PROBLEM: Reproduce the records that follow in full, excluding any picture they contain.

INFORMATION PROVIDED:
◇ ◇ ◇ ◇ ◇ ◇ ◇

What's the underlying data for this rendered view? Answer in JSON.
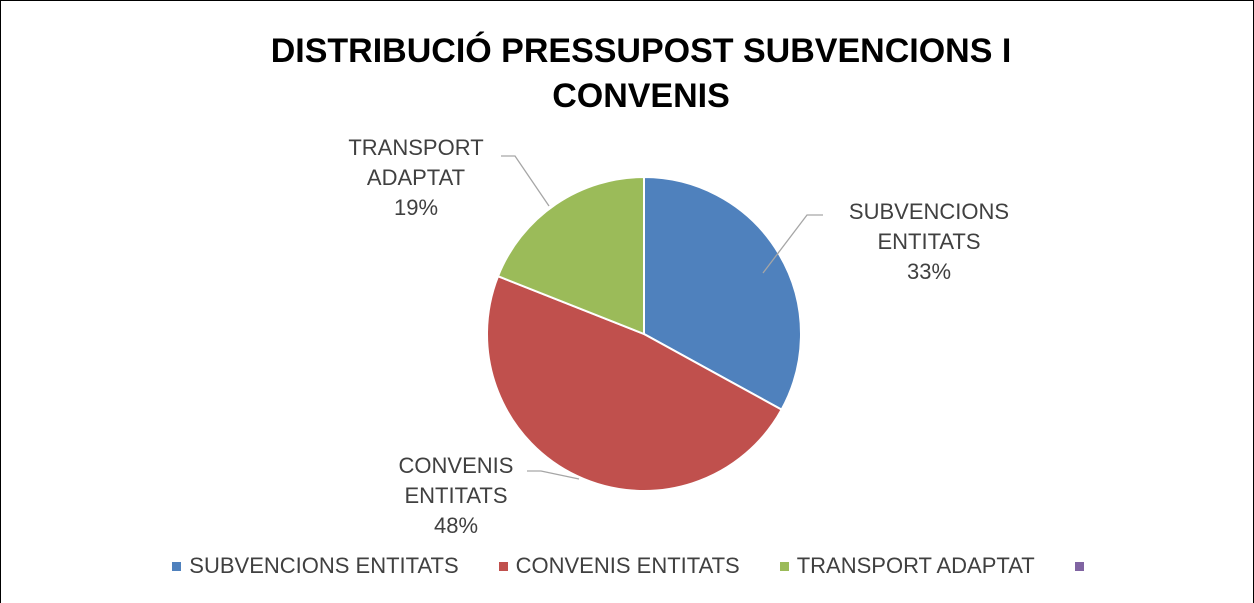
{
  "chart_data": {
    "type": "pie",
    "title": "DISTRIBUCIÓ PRESSUPOST SUBVENCIONS I CONVENIS",
    "categories": [
      "SUBVENCIONS ENTITATS",
      "CONVENIS ENTITATS",
      "TRANSPORT ADAPTAT",
      null
    ],
    "values": [
      33,
      48,
      19,
      0
    ],
    "value_labels": [
      "33%",
      "48%",
      "19%",
      null
    ],
    "colors": [
      "#4f81bd",
      "#c0504d",
      "#9bbb59",
      "#8064a2"
    ],
    "legend": "bottom"
  }
}
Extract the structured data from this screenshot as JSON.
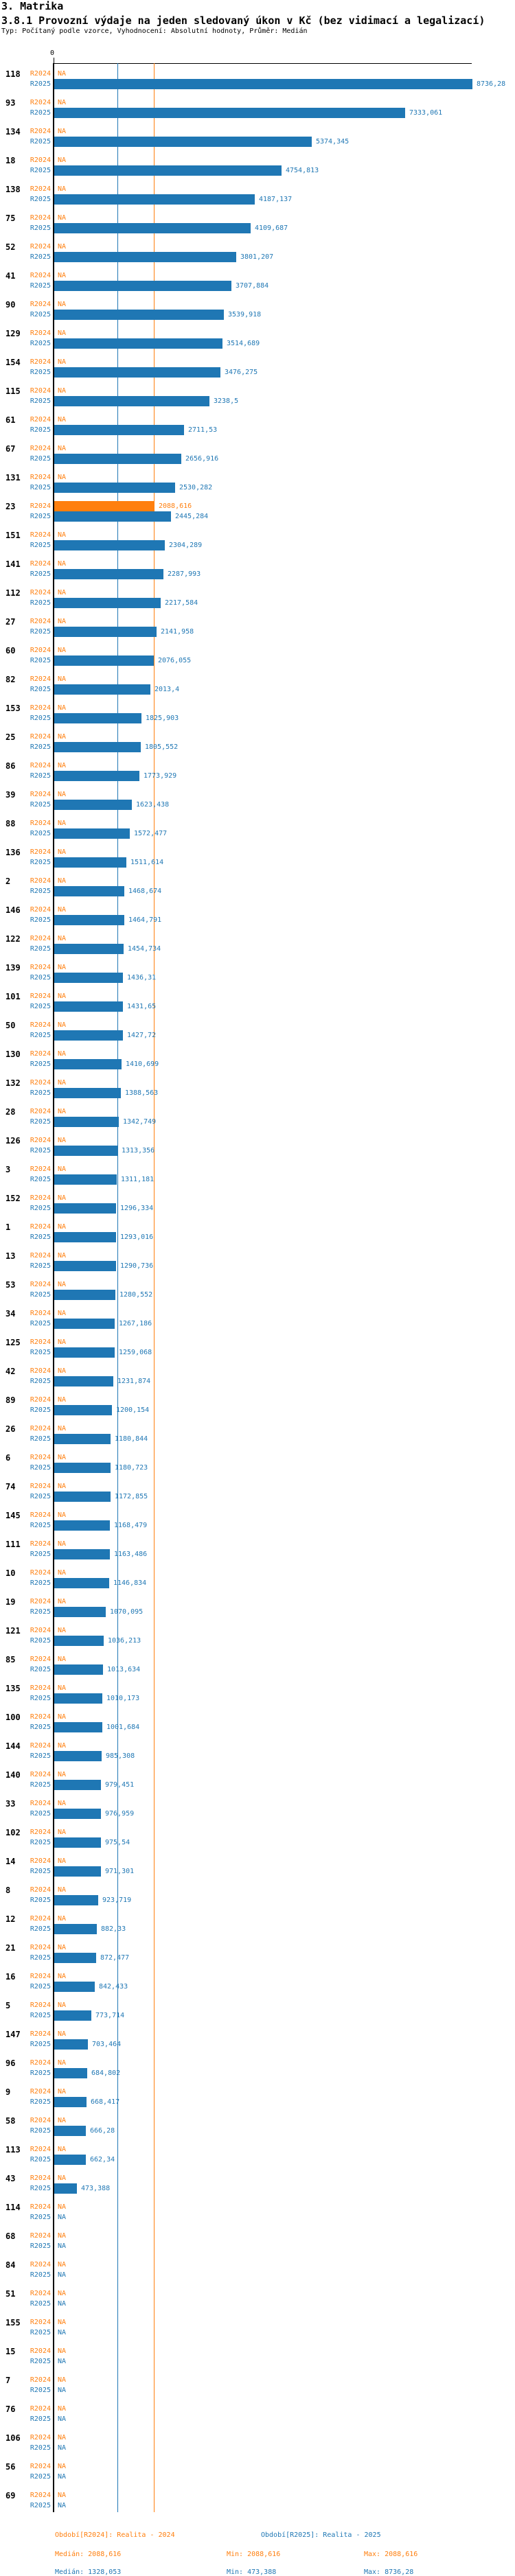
{
  "chart_data": {
    "type": "bar",
    "orientation": "horizontal",
    "title": "3. Matrika",
    "subtitle": "3.8.1 Provozní výdaje na jeden sledovaný úkon v Kč (bez vidimací a legalizací)",
    "note": "Typ: Počítaný podle vzorce, Vyhodnocení: Absolutní hodnoty, Průměr: Medián",
    "value_unit": "Kč",
    "na_label": "NA",
    "decimal_separator": ",",
    "x_axis": {
      "min": 0,
      "max": 8736.28,
      "zero_label": "0",
      "grid": false
    },
    "legend_position": "bottom",
    "series": [
      {
        "name": "R2024",
        "color": "#ff7f0e",
        "legend": "Období[R2024]: Realita - 2024",
        "median": 2088.616,
        "stats": {
          "median": "Medián: 2088,616",
          "min": "Min: 2088,616",
          "max": "Max: 2088,616"
        }
      },
      {
        "name": "R2025",
        "color": "#1f77b4",
        "legend": "Období[R2025]: Realita - 2025",
        "median": 1328.053,
        "stats": {
          "median": "Medián: 1328,053",
          "min": "Min: 473,388",
          "max": "Max: 8736,28"
        }
      }
    ],
    "rows": [
      [
        "118",
        null,
        8736.28
      ],
      [
        "93",
        null,
        7333.061
      ],
      [
        "134",
        null,
        5374.345
      ],
      [
        "18",
        null,
        4754.813
      ],
      [
        "138",
        null,
        4187.137
      ],
      [
        "75",
        null,
        4109.687
      ],
      [
        "52",
        null,
        3801.207
      ],
      [
        "41",
        null,
        3707.884
      ],
      [
        "90",
        null,
        3539.918
      ],
      [
        "129",
        null,
        3514.689
      ],
      [
        "154",
        null,
        3476.275
      ],
      [
        "115",
        null,
        3238.5
      ],
      [
        "61",
        null,
        2711.53
      ],
      [
        "67",
        null,
        2656.916
      ],
      [
        "131",
        null,
        2530.282
      ],
      [
        "23",
        2088.616,
        2445.284
      ],
      [
        "151",
        null,
        2304.289
      ],
      [
        "141",
        null,
        2287.993
      ],
      [
        "112",
        null,
        2217.584
      ],
      [
        "27",
        null,
        2141.958
      ],
      [
        "60",
        null,
        2076.055
      ],
      [
        "82",
        null,
        2013.4
      ],
      [
        "153",
        null,
        1825.903
      ],
      [
        "25",
        null,
        1805.552
      ],
      [
        "86",
        null,
        1773.929
      ],
      [
        "39",
        null,
        1623.438
      ],
      [
        "88",
        null,
        1572.477
      ],
      [
        "136",
        null,
        1511.614
      ],
      [
        "2",
        null,
        1468.674
      ],
      [
        "146",
        null,
        1464.791
      ],
      [
        "122",
        null,
        1454.734
      ],
      [
        "139",
        null,
        1436.31
      ],
      [
        "101",
        null,
        1431.65
      ],
      [
        "50",
        null,
        1427.72
      ],
      [
        "130",
        null,
        1410.699
      ],
      [
        "132",
        null,
        1388.563
      ],
      [
        "28",
        null,
        1342.749
      ],
      [
        "126",
        null,
        1313.356
      ],
      [
        "3",
        null,
        1311.181
      ],
      [
        "152",
        null,
        1296.334
      ],
      [
        "1",
        null,
        1293.016
      ],
      [
        "13",
        null,
        1290.736
      ],
      [
        "53",
        null,
        1280.552
      ],
      [
        "34",
        null,
        1267.186
      ],
      [
        "125",
        null,
        1259.068
      ],
      [
        "42",
        null,
        1231.874
      ],
      [
        "89",
        null,
        1200.154
      ],
      [
        "26",
        null,
        1180.844
      ],
      [
        "6",
        null,
        1180.723
      ],
      [
        "74",
        null,
        1172.855
      ],
      [
        "145",
        null,
        1168.479
      ],
      [
        "111",
        null,
        1163.486
      ],
      [
        "10",
        null,
        1146.834
      ],
      [
        "19",
        null,
        1070.095
      ],
      [
        "121",
        null,
        1036.213
      ],
      [
        "85",
        null,
        1013.634
      ],
      [
        "135",
        null,
        1010.173
      ],
      [
        "100",
        null,
        1001.684
      ],
      [
        "144",
        null,
        985.308
      ],
      [
        "140",
        null,
        979.451
      ],
      [
        "33",
        null,
        976.959
      ],
      [
        "102",
        null,
        975.54
      ],
      [
        "14",
        null,
        971.301
      ],
      [
        "8",
        null,
        923.719
      ],
      [
        "12",
        null,
        882.33
      ],
      [
        "21",
        null,
        872.477
      ],
      [
        "16",
        null,
        842.433
      ],
      [
        "5",
        null,
        773.714
      ],
      [
        "147",
        null,
        703.464
      ],
      [
        "96",
        null,
        684.802
      ],
      [
        "9",
        null,
        668.417
      ],
      [
        "58",
        null,
        666.28
      ],
      [
        "113",
        null,
        662.34
      ],
      [
        "43",
        null,
        473.388
      ],
      [
        "114",
        null,
        null
      ],
      [
        "68",
        null,
        null
      ],
      [
        "84",
        null,
        null
      ],
      [
        "51",
        null,
        null
      ],
      [
        "155",
        null,
        null
      ],
      [
        "15",
        null,
        null
      ],
      [
        "7",
        null,
        null
      ],
      [
        "76",
        null,
        null
      ],
      [
        "106",
        null,
        null
      ],
      [
        "56",
        null,
        null
      ],
      [
        "69",
        null,
        null
      ]
    ]
  }
}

◇ ◇ ◇ ◇ ◇ ◇ ◇

ANSWER TO THE EXERCISE:
What's the underlying data for this rendered view? Answer in JSON.
{
  "chart_data": {
    "type": "pie",
    "title": "DISTRIBUCIÓ PRESSUPOST SUBVENCIONS I CONVENIS",
    "categories": [
      "SUBVENCIONS ENTITATS",
      "CONVENIS ENTITATS",
      "TRANSPORT ADAPTAT",
      null
    ],
    "values": [
      33,
      48,
      19,
      0
    ],
    "value_labels": [
      "33%",
      "48%",
      "19%",
      null
    ],
    "colors": [
      "#4f81bd",
      "#c0504d",
      "#9bbb59",
      "#8064a2"
    ],
    "legend": "bottom"
  }
}
Extract the structured data from this screenshot as JSON.
{
  "chart_data": {
    "type": "bar",
    "orientation": "horizontal",
    "title": "3. Matrika",
    "subtitle": "3.8.1 Provozní výdaje na jeden sledovaný úkon v Kč (bez vidimací a legalizací)",
    "note": "Typ: Počítaný podle vzorce, Vyhodnocení: Absolutní hodnoty, Průměr: Medián",
    "value_unit": "Kč",
    "na_label": "NA",
    "decimal_separator": ",",
    "x_axis": {
      "min": 0,
      "max": 8736.28,
      "zero_label": "0",
      "grid": false
    },
    "legend_position": "bottom",
    "series": [
      {
        "name": "R2024",
        "color": "#ff7f0e",
        "legend": "Období[R2024]: Realita - 2024",
        "median": 2088.616,
        "stats": {
          "median": "Medián: 2088,616",
          "min": "Min: 2088,616",
          "max": "Max: 2088,616"
        }
      },
      {
        "name": "R2025",
        "color": "#1f77b4",
        "legend": "Období[R2025]: Realita - 2025",
        "median": 1328.053,
        "stats": {
          "median": "Medián: 1328,053",
          "min": "Min: 473,388",
          "max": "Max: 8736,28"
        }
      }
    ],
    "rows": [
      [
        "118",
        null,
        8736.28
      ],
      [
        "93",
        null,
        7333.061
      ],
      [
        "134",
        null,
        5374.345
      ],
      [
        "18",
        null,
        4754.813
      ],
      [
        "138",
        null,
        4187.137
      ],
      [
        "75",
        null,
        4109.687
      ],
      [
        "52",
        null,
        3801.207
      ],
      [
        "41",
        null,
        3707.884
      ],
      [
        "90",
        null,
        3539.918
      ],
      [
        "129",
        null,
        3514.689
      ],
      [
        "154",
        null,
        3476.275
      ],
      [
        "115",
        null,
        3238.5
      ],
      [
        "61",
        null,
        2711.53
      ],
      [
        "67",
        null,
        2656.916
      ],
      [
        "131",
        null,
        2530.282
      ],
      [
        "23",
        2088.616,
        2445.284
      ],
      [
        "151",
        null,
        2304.289
      ],
      [
        "141",
        null,
        2287.993
      ],
      [
        "112",
        null,
        2217.584
      ],
      [
        "27",
        null,
        2141.958
      ],
      [
        "60",
        null,
        2076.055
      ],
      [
        "82",
        null,
        2013.4
      ],
      [
        "153",
        null,
        1825.903
      ],
      [
        "25",
        null,
        1805.552
      ],
      [
        "86",
        null,
        1773.929
      ],
      [
        "39",
        null,
        1623.438
      ],
      [
        "88",
        null,
        1572.477
      ],
      [
        "136",
        null,
        1511.614
      ],
      [
        "2",
        null,
        1468.674
      ],
      [
        "146",
        null,
        1464.791
      ],
      [
        "122",
        null,
        1454.734
      ],
      [
        "139",
        null,
        1436.31
      ],
      [
        "101",
        null,
        1431.65
      ],
      [
        "50",
        null,
        1427.72
      ],
      [
        "130",
        null,
        1410.699
      ],
      [
        "132",
        null,
        1388.563
      ],
      [
        "28",
        null,
        1342.749
      ],
      [
        "126",
        null,
        1313.356
      ],
      [
        "3",
        null,
        1311.181
      ],
      [
        "152",
        null,
        1296.334
      ],
      [
        "1",
        null,
        1293.016
      ],
      [
        "13",
        null,
        1290.736
      ],
      [
        "53",
        null,
        1280.552
      ],
      [
        "34",
        null,
        1267.186
      ],
      [
        "125",
        null,
        1259.068
      ],
      [
        "42",
        null,
        1231.874
      ],
      [
        "89",
        null,
        1200.154
      ],
      [
        "26",
        null,
        1180.844
      ],
      [
        "6",
        null,
        1180.723
      ],
      [
        "74",
        null,
        1172.855
      ],
      [
        "145",
        null,
        1168.479
      ],
      [
        "111",
        null,
        1163.486
      ],
      [
        "10",
        null,
        1146.834
      ],
      [
        "19",
        null,
        1070.095
      ],
      [
        "121",
        null,
        1036.213
      ],
      [
        "85",
        null,
        1013.634
      ],
      [
        "135",
        null,
        1010.173
      ],
      [
        "100",
        null,
        1001.684
      ],
      [
        "144",
        null,
        985.308
      ],
      [
        "140",
        null,
        979.451
      ],
      [
        "33",
        null,
        976.959
      ],
      [
        "102",
        null,
        975.54
      ],
      [
        "14",
        null,
        971.301
      ],
      [
        "8",
        null,
        923.719
      ],
      [
        "12",
        null,
        882.33
      ],
      [
        "21",
        null,
        872.477
      ],
      [
        "16",
        null,
        842.433
      ],
      [
        "5",
        null,
        773.714
      ],
      [
        "147",
        null,
        703.464
      ],
      [
        "96",
        null,
        684.802
      ],
      [
        "9",
        null,
        668.417
      ],
      [
        "58",
        null,
        666.28
      ],
      [
        "113",
        null,
        662.34
      ],
      [
        "43",
        null,
        473.388
      ],
      [
        "114",
        null,
        null
      ],
      [
        "68",
        null,
        null
      ],
      [
        "84",
        null,
        null
      ],
      [
        "51",
        null,
        null
      ],
      [
        "155",
        null,
        null
      ],
      [
        "15",
        null,
        null
      ],
      [
        "7",
        null,
        null
      ],
      [
        "76",
        null,
        null
      ],
      [
        "106",
        null,
        null
      ],
      [
        "56",
        null,
        null
      ],
      [
        "69",
        null,
        null
      ]
    ]
  }
}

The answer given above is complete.